Written instruction:
Can you transcribe every line exactly and leave the pictures behind?

Information supplied:
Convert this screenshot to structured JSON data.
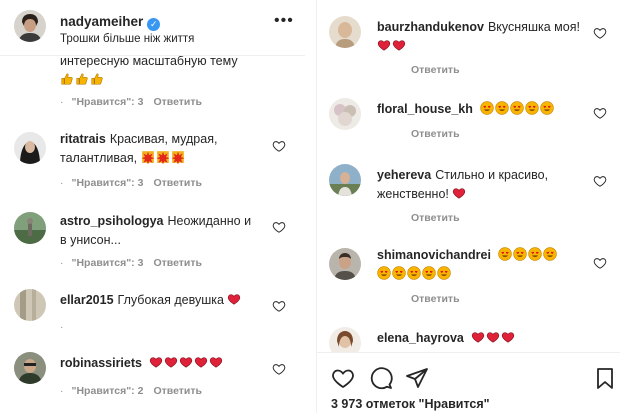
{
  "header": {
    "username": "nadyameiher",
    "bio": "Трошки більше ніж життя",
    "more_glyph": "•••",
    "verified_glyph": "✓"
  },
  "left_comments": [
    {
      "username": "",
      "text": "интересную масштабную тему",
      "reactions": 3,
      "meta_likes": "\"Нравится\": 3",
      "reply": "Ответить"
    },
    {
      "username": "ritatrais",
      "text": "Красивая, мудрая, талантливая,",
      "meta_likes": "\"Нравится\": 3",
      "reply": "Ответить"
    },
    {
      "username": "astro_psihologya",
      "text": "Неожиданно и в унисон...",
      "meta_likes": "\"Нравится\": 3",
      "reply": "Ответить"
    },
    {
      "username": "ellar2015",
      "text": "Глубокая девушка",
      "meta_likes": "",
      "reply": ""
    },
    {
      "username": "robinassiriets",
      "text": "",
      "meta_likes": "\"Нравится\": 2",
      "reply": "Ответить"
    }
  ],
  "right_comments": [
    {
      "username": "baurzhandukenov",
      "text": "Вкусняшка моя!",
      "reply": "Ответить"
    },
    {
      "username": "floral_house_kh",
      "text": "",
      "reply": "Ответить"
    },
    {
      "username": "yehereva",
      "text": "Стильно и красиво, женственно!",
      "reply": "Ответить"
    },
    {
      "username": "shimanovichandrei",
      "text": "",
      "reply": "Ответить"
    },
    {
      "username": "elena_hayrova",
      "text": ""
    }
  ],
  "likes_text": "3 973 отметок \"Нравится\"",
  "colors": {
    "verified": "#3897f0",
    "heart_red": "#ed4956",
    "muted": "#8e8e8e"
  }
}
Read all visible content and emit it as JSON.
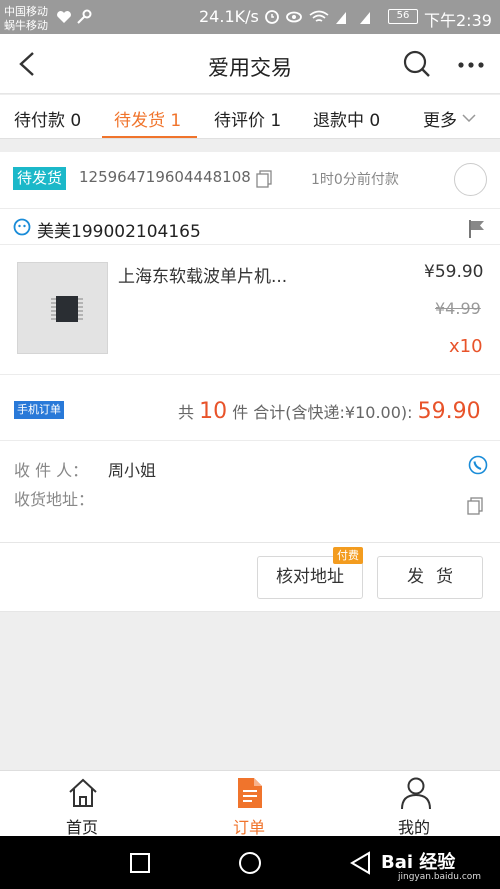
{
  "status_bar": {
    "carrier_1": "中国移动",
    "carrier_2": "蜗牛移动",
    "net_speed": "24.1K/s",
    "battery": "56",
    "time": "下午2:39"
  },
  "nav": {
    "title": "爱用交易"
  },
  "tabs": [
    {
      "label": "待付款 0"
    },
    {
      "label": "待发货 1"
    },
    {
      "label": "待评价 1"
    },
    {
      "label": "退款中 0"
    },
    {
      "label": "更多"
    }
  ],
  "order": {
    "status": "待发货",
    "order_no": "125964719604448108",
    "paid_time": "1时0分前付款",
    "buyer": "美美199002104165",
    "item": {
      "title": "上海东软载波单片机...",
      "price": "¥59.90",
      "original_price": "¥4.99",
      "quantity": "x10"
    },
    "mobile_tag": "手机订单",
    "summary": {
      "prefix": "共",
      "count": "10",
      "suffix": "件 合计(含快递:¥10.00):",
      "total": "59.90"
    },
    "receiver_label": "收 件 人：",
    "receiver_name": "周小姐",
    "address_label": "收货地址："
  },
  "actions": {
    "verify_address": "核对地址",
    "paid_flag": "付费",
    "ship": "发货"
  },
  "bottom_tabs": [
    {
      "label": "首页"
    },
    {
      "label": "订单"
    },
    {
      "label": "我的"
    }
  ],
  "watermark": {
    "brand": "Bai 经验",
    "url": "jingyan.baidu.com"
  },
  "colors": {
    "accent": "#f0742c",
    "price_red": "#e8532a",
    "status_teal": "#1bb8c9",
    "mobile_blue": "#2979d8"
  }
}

Worked answer:
Convert this screenshot to structured JSON data.
{
  "header": {
    "username": "nadyameiher",
    "bio": "Трошки більше ніж життя",
    "more_glyph": "•••",
    "verified_glyph": "✓"
  },
  "left_comments": [
    {
      "username": "",
      "text": "интересную масштабную тему",
      "reactions": 3,
      "meta_likes": "\"Нравится\": 3",
      "reply": "Ответить"
    },
    {
      "username": "ritatrais",
      "text": "Красивая, мудрая, талантливая,",
      "meta_likes": "\"Нравится\": 3",
      "reply": "Ответить"
    },
    {
      "username": "astro_psihologya",
      "text": "Неожиданно и в унисон...",
      "meta_likes": "\"Нравится\": 3",
      "reply": "Ответить"
    },
    {
      "username": "ellar2015",
      "text": "Глубокая девушка",
      "meta_likes": "",
      "reply": ""
    },
    {
      "username": "robinassiriets",
      "text": "",
      "meta_likes": "\"Нравится\": 2",
      "reply": "Ответить"
    }
  ],
  "right_comments": [
    {
      "username": "baurzhandukenov",
      "text": "Вкусняшка моя!",
      "reply": "Ответить"
    },
    {
      "username": "floral_house_kh",
      "text": "",
      "reply": "Ответить"
    },
    {
      "username": "yehereva",
      "text": "Стильно и красиво, женственно!",
      "reply": "Ответить"
    },
    {
      "username": "shimanovichandrei",
      "text": "",
      "reply": "Ответить"
    },
    {
      "username": "elena_hayrova",
      "text": ""
    }
  ],
  "likes_text": "3 973 отметок \"Нравится\"",
  "colors": {
    "verified": "#3897f0",
    "heart_red": "#ed4956",
    "muted": "#8e8e8e"
  }
}
Read all visible content and emit it as JSON.
{
  "status_bar": {
    "carrier_1": "中国移动",
    "carrier_2": "蜗牛移动",
    "net_speed": "24.1K/s",
    "battery": "56",
    "time": "下午2:39"
  },
  "nav": {
    "title": "爱用交易"
  },
  "tabs": [
    {
      "label": "待付款 0"
    },
    {
      "label": "待发货 1"
    },
    {
      "label": "待评价 1"
    },
    {
      "label": "退款中 0"
    },
    {
      "label": "更多"
    }
  ],
  "order": {
    "status": "待发货",
    "order_no": "125964719604448108",
    "paid_time": "1时0分前付款",
    "buyer": "美美199002104165",
    "item": {
      "title": "上海东软载波单片机...",
      "price": "¥59.90",
      "original_price": "¥4.99",
      "quantity": "x10"
    },
    "mobile_tag": "手机订单",
    "summary": {
      "prefix": "共",
      "count": "10",
      "suffix": "件 合计(含快递:¥10.00):",
      "total": "59.90"
    },
    "receiver_label": "收 件 人：",
    "receiver_name": "周小姐",
    "address_label": "收货地址："
  },
  "actions": {
    "verify_address": "核对地址",
    "paid_flag": "付费",
    "ship": "发货"
  },
  "bottom_tabs": [
    {
      "label": "首页"
    },
    {
      "label": "订单"
    },
    {
      "label": "我的"
    }
  ],
  "watermark": {
    "brand": "Bai 经验",
    "url": "jingyan.baidu.com"
  },
  "colors": {
    "accent": "#f0742c",
    "price_red": "#e8532a",
    "status_teal": "#1bb8c9",
    "mobile_blue": "#2979d8"
  }
}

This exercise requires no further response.